Description of the task: Quote all of the data that follows exactly as written, skipping the images.
----------------
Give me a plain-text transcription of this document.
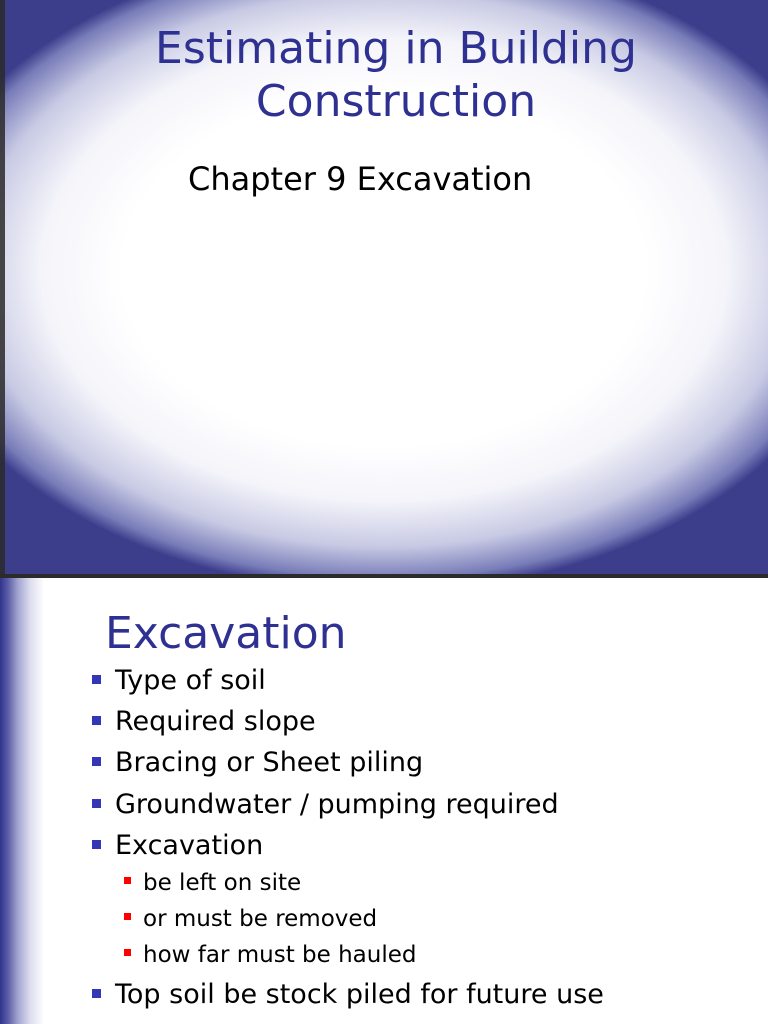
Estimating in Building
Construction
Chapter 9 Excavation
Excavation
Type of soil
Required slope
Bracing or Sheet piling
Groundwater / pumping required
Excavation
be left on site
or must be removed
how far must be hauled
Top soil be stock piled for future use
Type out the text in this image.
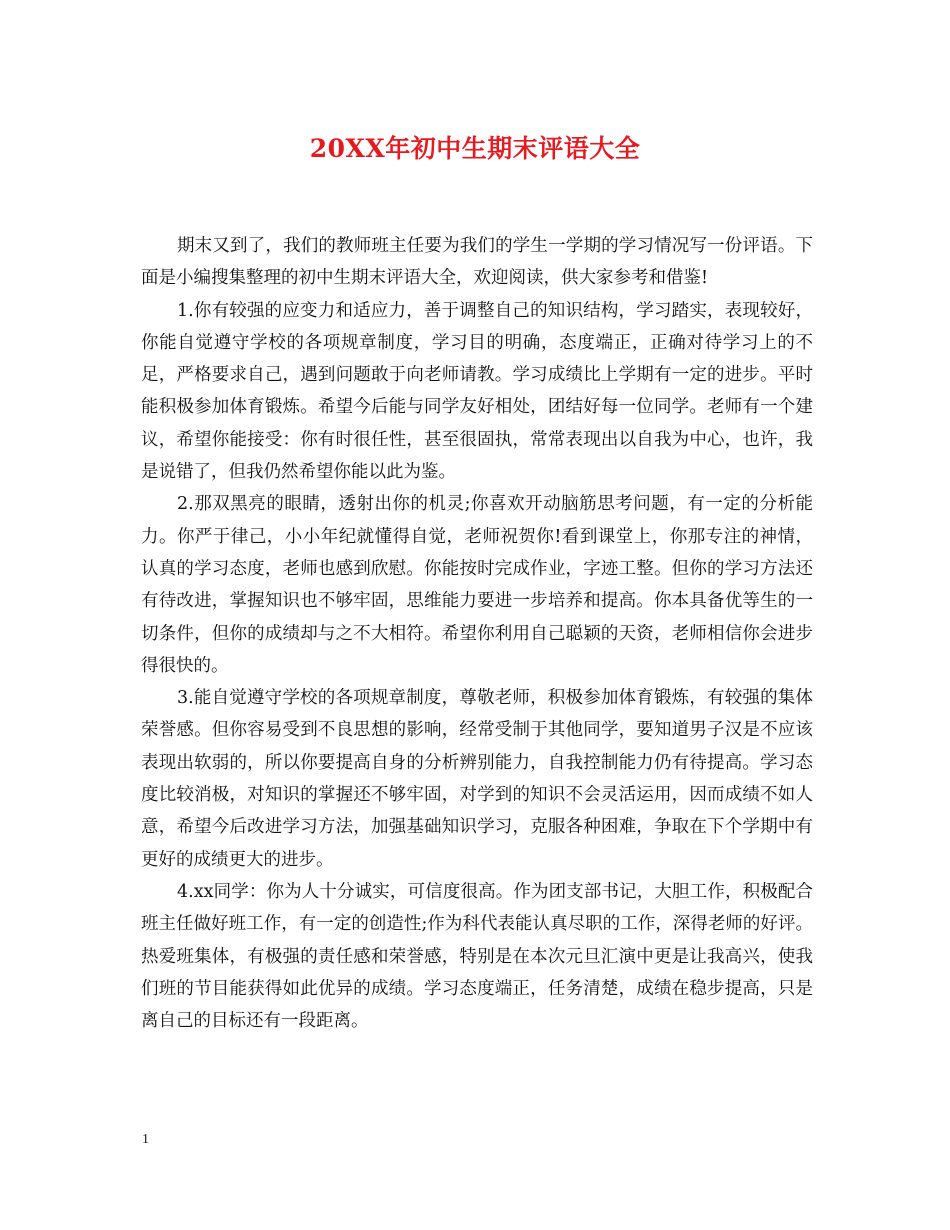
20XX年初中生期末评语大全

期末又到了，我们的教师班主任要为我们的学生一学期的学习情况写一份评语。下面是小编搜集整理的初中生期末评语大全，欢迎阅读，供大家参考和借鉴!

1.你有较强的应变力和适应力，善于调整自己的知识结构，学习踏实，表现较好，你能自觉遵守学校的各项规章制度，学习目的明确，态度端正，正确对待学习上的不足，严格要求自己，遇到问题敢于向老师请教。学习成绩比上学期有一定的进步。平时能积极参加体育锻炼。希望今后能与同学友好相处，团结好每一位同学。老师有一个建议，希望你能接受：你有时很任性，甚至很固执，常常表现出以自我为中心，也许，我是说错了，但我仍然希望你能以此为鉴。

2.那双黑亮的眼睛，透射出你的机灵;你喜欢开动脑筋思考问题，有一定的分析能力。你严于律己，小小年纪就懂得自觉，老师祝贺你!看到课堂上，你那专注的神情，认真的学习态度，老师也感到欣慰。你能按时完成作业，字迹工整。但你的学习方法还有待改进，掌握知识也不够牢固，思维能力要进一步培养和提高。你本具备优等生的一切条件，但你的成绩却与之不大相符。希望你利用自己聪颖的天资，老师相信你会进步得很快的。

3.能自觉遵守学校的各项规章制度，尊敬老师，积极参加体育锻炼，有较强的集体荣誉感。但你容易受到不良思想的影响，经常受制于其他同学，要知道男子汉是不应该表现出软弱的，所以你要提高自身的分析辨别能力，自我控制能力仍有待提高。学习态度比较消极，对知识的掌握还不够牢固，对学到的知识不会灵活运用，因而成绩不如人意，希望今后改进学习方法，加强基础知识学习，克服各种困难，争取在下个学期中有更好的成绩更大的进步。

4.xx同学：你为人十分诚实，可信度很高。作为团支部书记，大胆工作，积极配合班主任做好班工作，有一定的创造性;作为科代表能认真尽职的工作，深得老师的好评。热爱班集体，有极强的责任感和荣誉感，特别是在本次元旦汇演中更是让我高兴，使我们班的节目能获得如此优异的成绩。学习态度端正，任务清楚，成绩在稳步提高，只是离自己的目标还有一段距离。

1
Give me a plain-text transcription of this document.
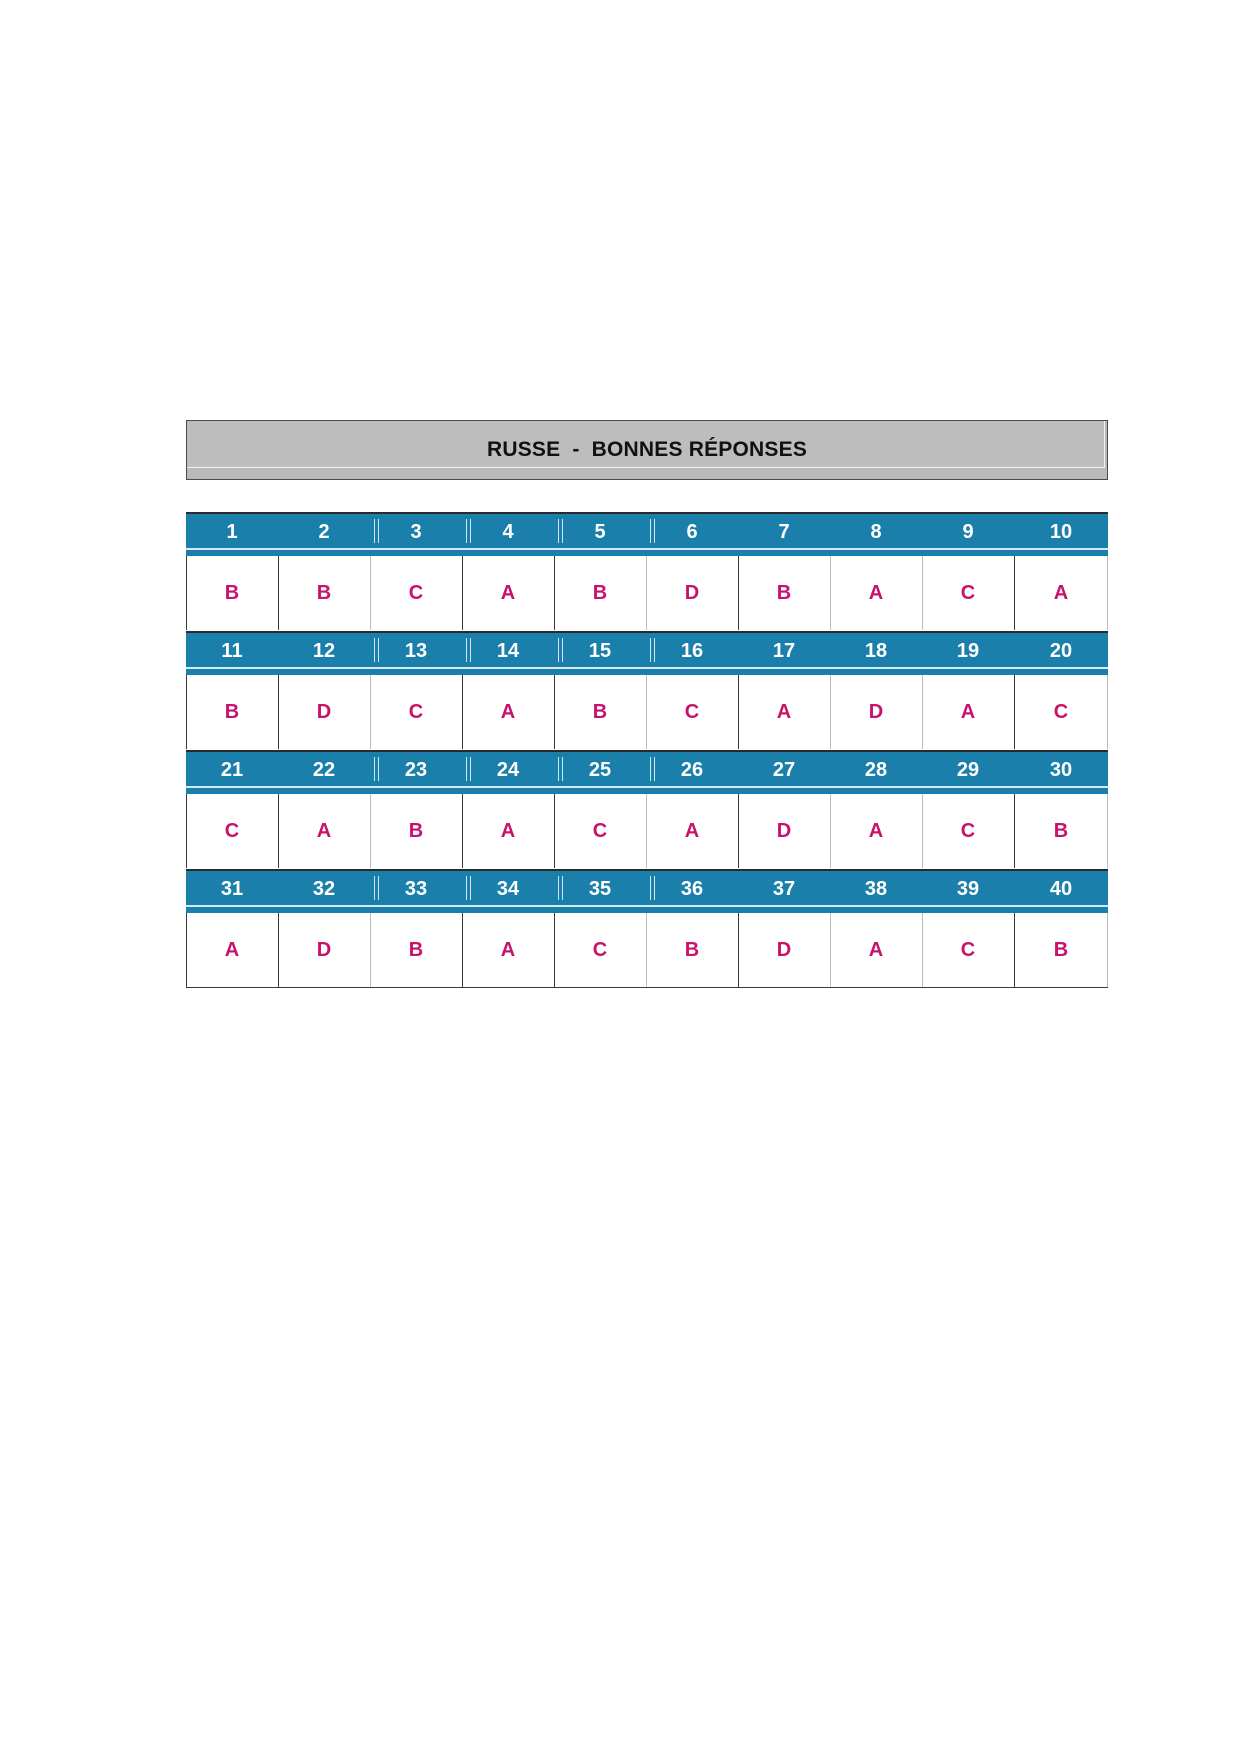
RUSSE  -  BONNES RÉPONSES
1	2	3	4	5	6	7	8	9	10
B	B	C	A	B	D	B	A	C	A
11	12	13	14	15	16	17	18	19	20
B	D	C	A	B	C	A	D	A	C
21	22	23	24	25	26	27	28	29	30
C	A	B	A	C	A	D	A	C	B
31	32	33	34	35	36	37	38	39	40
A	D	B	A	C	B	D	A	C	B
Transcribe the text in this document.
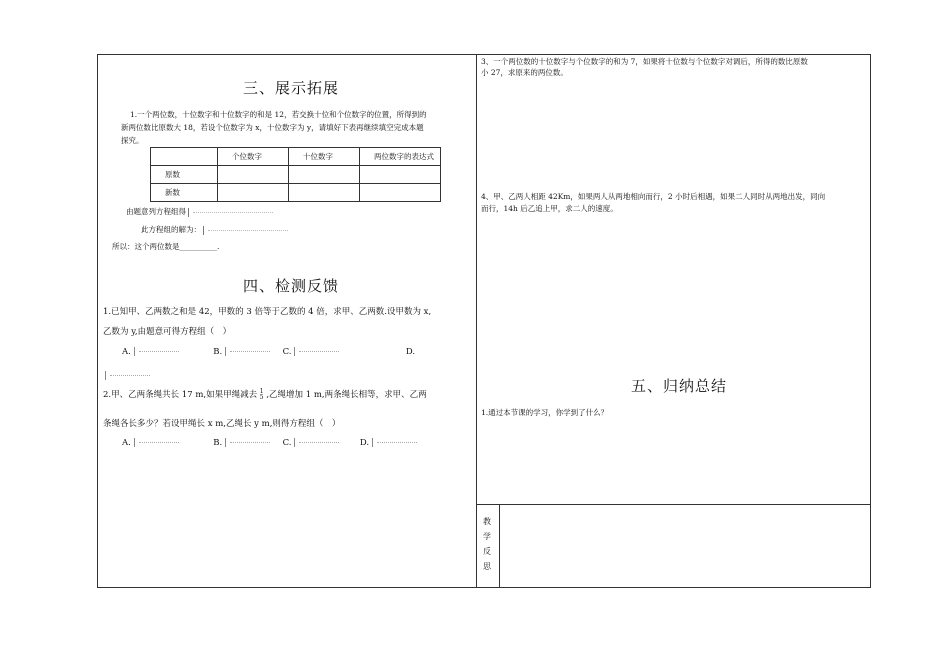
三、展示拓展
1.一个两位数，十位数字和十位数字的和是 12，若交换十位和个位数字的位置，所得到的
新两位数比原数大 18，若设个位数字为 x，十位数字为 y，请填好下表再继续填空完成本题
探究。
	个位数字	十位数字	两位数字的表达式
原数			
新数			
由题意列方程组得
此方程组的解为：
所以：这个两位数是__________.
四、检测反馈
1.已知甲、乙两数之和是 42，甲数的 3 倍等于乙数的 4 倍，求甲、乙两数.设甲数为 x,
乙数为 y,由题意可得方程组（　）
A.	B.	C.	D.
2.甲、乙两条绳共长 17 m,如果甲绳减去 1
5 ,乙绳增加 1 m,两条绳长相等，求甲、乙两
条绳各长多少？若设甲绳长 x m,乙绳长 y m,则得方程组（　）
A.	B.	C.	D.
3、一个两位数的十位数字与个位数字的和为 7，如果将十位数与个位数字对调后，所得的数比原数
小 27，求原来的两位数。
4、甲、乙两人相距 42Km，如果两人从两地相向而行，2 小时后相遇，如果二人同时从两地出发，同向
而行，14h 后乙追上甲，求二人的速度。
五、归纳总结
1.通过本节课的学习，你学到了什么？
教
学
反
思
----------------
Result for this task:
Give me a plain-text transcription of this document.
Estimating in Building
Construction
Chapter 9 Excavation
Excavation
Type of soil
Required slope
Bracing or Sheet piling
Groundwater / pumping required
Excavation
be left on site
or must be removed
how far must be hauled
Top soil be stock piled for future use
Type out the text in this image.
20XX年初中生期末评语大全

期末又到了，我们的教师班主任要为我们的学生一学期的学习情况写一份评语。下面是小编搜集整理的初中生期末评语大全，欢迎阅读，供大家参考和借鉴!

1.你有较强的应变力和适应力，善于调整自己的知识结构，学习踏实，表现较好，你能自觉遵守学校的各项规章制度，学习目的明确，态度端正，正确对待学习上的不足，严格要求自己，遇到问题敢于向老师请教。学习成绩比上学期有一定的进步。平时能积极参加体育锻炼。希望今后能与同学友好相处，团结好每一位同学。老师有一个建议，希望你能接受：你有时很任性，甚至很固执，常常表现出以自我为中心，也许，我是说错了，但我仍然希望你能以此为鉴。

2.那双黑亮的眼睛，透射出你的机灵;你喜欢开动脑筋思考问题，有一定的分析能力。你严于律己，小小年纪就懂得自觉，老师祝贺你!看到课堂上，你那专注的神情，认真的学习态度，老师也感到欣慰。你能按时完成作业，字迹工整。但你的学习方法还有待改进，掌握知识也不够牢固，思维能力要进一步培养和提高。你本具备优等生的一切条件，但你的成绩却与之不大相符。希望你利用自己聪颖的天资，老师相信你会进步得很快的。

3.能自觉遵守学校的各项规章制度，尊敬老师，积极参加体育锻炼，有较强的集体荣誉感。但你容易受到不良思想的影响，经常受制于其他同学，要知道男子汉是不应该表现出软弱的，所以你要提高自身的分析辨别能力，自我控制能力仍有待提高。学习态度比较消极，对知识的掌握还不够牢固，对学到的知识不会灵活运用，因而成绩不如人意，希望今后改进学习方法，加强基础知识学习，克服各种困难，争取在下个学期中有更好的成绩更大的进步。

4.xx同学：你为人十分诚实，可信度很高。作为团支部书记，大胆工作，积极配合班主任做好班工作，有一定的创造性;作为科代表能认真尽职的工作，深得老师的好评。热爱班集体，有极强的责任感和荣誉感，特别是在本次元旦汇演中更是让我高兴，使我们班的节目能获得如此优异的成绩。学习态度端正，任务清楚，成绩在稳步提高，只是离自己的目标还有一段距离。

1
Give me a plain-text transcription of this document.
RUSSE  -  BONNES RÉPONSES
1	2	3	4	5	6	7	8	9	10
B	B	C	A	B	D	B	A	C	A
11	12	13	14	15	16	17	18	19	20
B	D	C	A	B	C	A	D	A	C
21	22	23	24	25	26	27	28	29	30
C	A	B	A	C	A	D	A	C	B
31	32	33	34	35	36	37	38	39	40
A	D	B	A	C	B	D	A	C	B
Transcribe the text in this document.
三、展示拓展
1.一个两位数，十位数字和十位数字的和是 12，若交换十位和个位数字的位置，所得到的
新两位数比原数大 18，若设个位数字为 x，十位数字为 y，请填好下表再继续填空完成本题
探究。
	个位数字	十位数字	两位数字的表达式
原数			
新数			
由题意列方程组得
此方程组的解为：
所以：这个两位数是__________.
四、检测反馈
1.已知甲、乙两数之和是 42，甲数的 3 倍等于乙数的 4 倍，求甲、乙两数.设甲数为 x,
乙数为 y,由题意可得方程组（　）
A.	B.	C.	D.
2.甲、乙两条绳共长 17 m,如果甲绳减去 1
5 ,乙绳增加 1 m,两条绳长相等，求甲、乙两
条绳各长多少？若设甲绳长 x m,乙绳长 y m,则得方程组（　）
A.	B.	C.	D.
3、一个两位数的十位数字与个位数字的和为 7，如果将十位数与个位数字对调后，所得的数比原数
小 27，求原来的两位数。
4、甲、乙两人相距 42Km，如果两人从两地相向而行，2 小时后相遇，如果二人同时从两地出发，同向
而行，14h 后乙追上甲，求二人的速度。
五、归纳总结
1.通过本节课的学习，你学到了什么？
教
学
反
思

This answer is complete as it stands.